**REQUIREMENT:** Give all of the lines again exactly as they read.
====================
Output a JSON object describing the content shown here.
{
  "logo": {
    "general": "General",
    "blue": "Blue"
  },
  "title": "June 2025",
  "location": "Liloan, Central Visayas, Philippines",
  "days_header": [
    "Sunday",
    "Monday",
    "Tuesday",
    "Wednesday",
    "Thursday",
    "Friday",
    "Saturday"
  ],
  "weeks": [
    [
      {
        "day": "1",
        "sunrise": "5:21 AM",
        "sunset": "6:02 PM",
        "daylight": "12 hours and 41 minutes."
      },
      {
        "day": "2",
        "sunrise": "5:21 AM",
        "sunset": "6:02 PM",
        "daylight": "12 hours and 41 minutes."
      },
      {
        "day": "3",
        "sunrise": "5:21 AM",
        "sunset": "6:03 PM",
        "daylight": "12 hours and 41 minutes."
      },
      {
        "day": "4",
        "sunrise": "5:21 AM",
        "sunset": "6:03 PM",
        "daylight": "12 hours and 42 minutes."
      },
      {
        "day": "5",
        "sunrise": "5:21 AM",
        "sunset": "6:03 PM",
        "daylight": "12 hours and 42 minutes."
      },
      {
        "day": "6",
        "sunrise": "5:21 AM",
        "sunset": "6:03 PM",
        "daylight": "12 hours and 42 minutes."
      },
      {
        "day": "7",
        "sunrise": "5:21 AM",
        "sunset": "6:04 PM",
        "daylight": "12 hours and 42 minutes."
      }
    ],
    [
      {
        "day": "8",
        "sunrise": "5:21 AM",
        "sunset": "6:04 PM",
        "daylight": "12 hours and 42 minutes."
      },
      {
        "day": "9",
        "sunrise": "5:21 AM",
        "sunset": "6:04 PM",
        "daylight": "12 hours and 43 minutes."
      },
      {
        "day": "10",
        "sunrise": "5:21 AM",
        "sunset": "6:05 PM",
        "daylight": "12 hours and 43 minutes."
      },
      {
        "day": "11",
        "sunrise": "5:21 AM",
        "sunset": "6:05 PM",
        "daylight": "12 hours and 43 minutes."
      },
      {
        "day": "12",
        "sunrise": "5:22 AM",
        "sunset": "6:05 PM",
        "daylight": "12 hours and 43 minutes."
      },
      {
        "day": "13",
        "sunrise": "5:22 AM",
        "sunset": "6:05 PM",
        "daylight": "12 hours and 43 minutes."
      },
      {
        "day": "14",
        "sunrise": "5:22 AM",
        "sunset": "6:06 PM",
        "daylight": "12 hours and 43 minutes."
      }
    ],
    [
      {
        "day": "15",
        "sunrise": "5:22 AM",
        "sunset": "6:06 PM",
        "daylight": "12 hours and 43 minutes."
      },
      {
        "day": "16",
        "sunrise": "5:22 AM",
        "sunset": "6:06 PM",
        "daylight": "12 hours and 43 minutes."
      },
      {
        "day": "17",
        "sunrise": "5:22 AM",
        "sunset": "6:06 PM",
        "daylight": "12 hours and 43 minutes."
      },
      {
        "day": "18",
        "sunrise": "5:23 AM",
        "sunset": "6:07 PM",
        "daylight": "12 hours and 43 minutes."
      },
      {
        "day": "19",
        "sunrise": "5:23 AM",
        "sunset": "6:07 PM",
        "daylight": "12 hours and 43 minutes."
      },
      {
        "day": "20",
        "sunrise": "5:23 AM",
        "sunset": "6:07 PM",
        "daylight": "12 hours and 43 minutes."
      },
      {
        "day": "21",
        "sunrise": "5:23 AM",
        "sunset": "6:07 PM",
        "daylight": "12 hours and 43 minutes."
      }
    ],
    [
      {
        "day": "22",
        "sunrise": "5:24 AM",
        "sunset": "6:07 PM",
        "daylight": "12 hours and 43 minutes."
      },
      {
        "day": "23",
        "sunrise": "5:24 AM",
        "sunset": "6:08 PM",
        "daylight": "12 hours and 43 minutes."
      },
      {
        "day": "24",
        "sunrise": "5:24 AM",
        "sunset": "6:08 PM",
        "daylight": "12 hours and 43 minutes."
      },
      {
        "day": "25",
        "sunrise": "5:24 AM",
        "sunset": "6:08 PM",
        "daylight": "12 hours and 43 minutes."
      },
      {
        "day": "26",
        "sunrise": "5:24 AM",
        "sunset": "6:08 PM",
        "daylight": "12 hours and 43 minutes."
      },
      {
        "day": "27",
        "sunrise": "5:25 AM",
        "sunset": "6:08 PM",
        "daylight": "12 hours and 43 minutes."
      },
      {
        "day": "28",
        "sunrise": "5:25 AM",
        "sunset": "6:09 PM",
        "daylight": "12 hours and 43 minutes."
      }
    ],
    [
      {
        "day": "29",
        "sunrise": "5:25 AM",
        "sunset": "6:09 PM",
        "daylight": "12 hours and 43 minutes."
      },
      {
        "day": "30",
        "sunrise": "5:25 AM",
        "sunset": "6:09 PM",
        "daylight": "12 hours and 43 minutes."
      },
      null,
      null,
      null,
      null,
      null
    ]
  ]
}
====================
**EXPECTED ANSWER:**
Output a JSON object describing the content shown here.
{
  "logo": {
    "general": "General",
    "blue": "Blue"
  },
  "title": "June 2025",
  "location": "Liloan, Central Visayas, Philippines",
  "days_header": [
    "Sunday",
    "Monday",
    "Tuesday",
    "Wednesday",
    "Thursday",
    "Friday",
    "Saturday"
  ],
  "weeks": [
    [
      {
        "day": "1",
        "sunrise": "5:21 AM",
        "sunset": "6:02 PM",
        "daylight": "12 hours and 41 minutes."
      },
      {
        "day": "2",
        "sunrise": "5:21 AM",
        "sunset": "6:02 PM",
        "daylight": "12 hours and 41 minutes."
      },
      {
        "day": "3",
        "sunrise": "5:21 AM",
        "sunset": "6:03 PM",
        "daylight": "12 hours and 41 minutes."
      },
      {
        "day": "4",
        "sunrise": "5:21 AM",
        "sunset": "6:03 PM",
        "daylight": "12 hours and 42 minutes."
      },
      {
        "day": "5",
        "sunrise": "5:21 AM",
        "sunset": "6:03 PM",
        "daylight": "12 hours and 42 minutes."
      },
      {
        "day": "6",
        "sunrise": "5:21 AM",
        "sunset": "6:03 PM",
        "daylight": "12 hours and 42 minutes."
      },
      {
        "day": "7",
        "sunrise": "5:21 AM",
        "sunset": "6:04 PM",
        "daylight": "12 hours and 42 minutes."
      }
    ],
    [
      {
        "day": "8",
        "sunrise": "5:21 AM",
        "sunset": "6:04 PM",
        "daylight": "12 hours and 42 minutes."
      },
      {
        "day": "9",
        "sunrise": "5:21 AM",
        "sunset": "6:04 PM",
        "daylight": "12 hours and 43 minutes."
      },
      {
        "day": "10",
        "sunrise": "5:21 AM",
        "sunset": "6:05 PM",
        "daylight": "12 hours and 43 minutes."
      },
      {
        "day": "11",
        "sunrise": "5:21 AM",
        "sunset": "6:05 PM",
        "daylight": "12 hours and 43 minutes."
      },
      {
        "day": "12",
        "sunrise": "5:22 AM",
        "sunset": "6:05 PM",
        "daylight": "12 hours and 43 minutes."
      },
      {
        "day": "13",
        "sunrise": "5:22 AM",
        "sunset": "6:05 PM",
        "daylight": "12 hours and 43 minutes."
      },
      {
        "day": "14",
        "sunrise": "5:22 AM",
        "sunset": "6:06 PM",
        "daylight": "12 hours and 43 minutes."
      }
    ],
    [
      {
        "day": "15",
        "sunrise": "5:22 AM",
        "sunset": "6:06 PM",
        "daylight": "12 hours and 43 minutes."
      },
      {
        "day": "16",
        "sunrise": "5:22 AM",
        "sunset": "6:06 PM",
        "daylight": "12 hours and 43 minutes."
      },
      {
        "day": "17",
        "sunrise": "5:22 AM",
        "sunset": "6:06 PM",
        "daylight": "12 hours and 43 minutes."
      },
      {
        "day": "18",
        "sunrise": "5:23 AM",
        "sunset": "6:07 PM",
        "daylight": "12 hours and 43 minutes."
      },
      {
        "day": "19",
        "sunrise": "5:23 AM",
        "sunset": "6:07 PM",
        "daylight": "12 hours and 43 minutes."
      },
      {
        "day": "20",
        "sunrise": "5:23 AM",
        "sunset": "6:07 PM",
        "daylight": "12 hours and 43 minutes."
      },
      {
        "day": "21",
        "sunrise": "5:23 AM",
        "sunset": "6:07 PM",
        "daylight": "12 hours and 43 minutes."
      }
    ],
    [
      {
        "day": "22",
        "sunrise": "5:24 AM",
        "sunset": "6:07 PM",
        "daylight": "12 hours and 43 minutes."
      },
      {
        "day": "23",
        "sunrise": "5:24 AM",
        "sunset": "6:08 PM",
        "daylight": "12 hours and 43 minutes."
      },
      {
        "day": "24",
        "sunrise": "5:24 AM",
        "sunset": "6:08 PM",
        "daylight": "12 hours and 43 minutes."
      },
      {
        "day": "25",
        "sunrise": "5:24 AM",
        "sunset": "6:08 PM",
        "daylight": "12 hours and 43 minutes."
      },
      {
        "day": "26",
        "sunrise": "5:24 AM",
        "sunset": "6:08 PM",
        "daylight": "12 hours and 43 minutes."
      },
      {
        "day": "27",
        "sunrise": "5:25 AM",
        "sunset": "6:08 PM",
        "daylight": "12 hours and 43 minutes."
      },
      {
        "day": "28",
        "sunrise": "5:25 AM",
        "sunset": "6:09 PM",
        "daylight": "12 hours and 43 minutes."
      }
    ],
    [
      {
        "day": "29",
        "sunrise": "5:25 AM",
        "sunset": "6:09 PM",
        "daylight": "12 hours and 43 minutes."
      },
      {
        "day": "30",
        "sunrise": "5:25 AM",
        "sunset": "6:09 PM",
        "daylight": "12 hours and 43 minutes."
      },
      null,
      null,
      null,
      null,
      null
    ]
  ]
}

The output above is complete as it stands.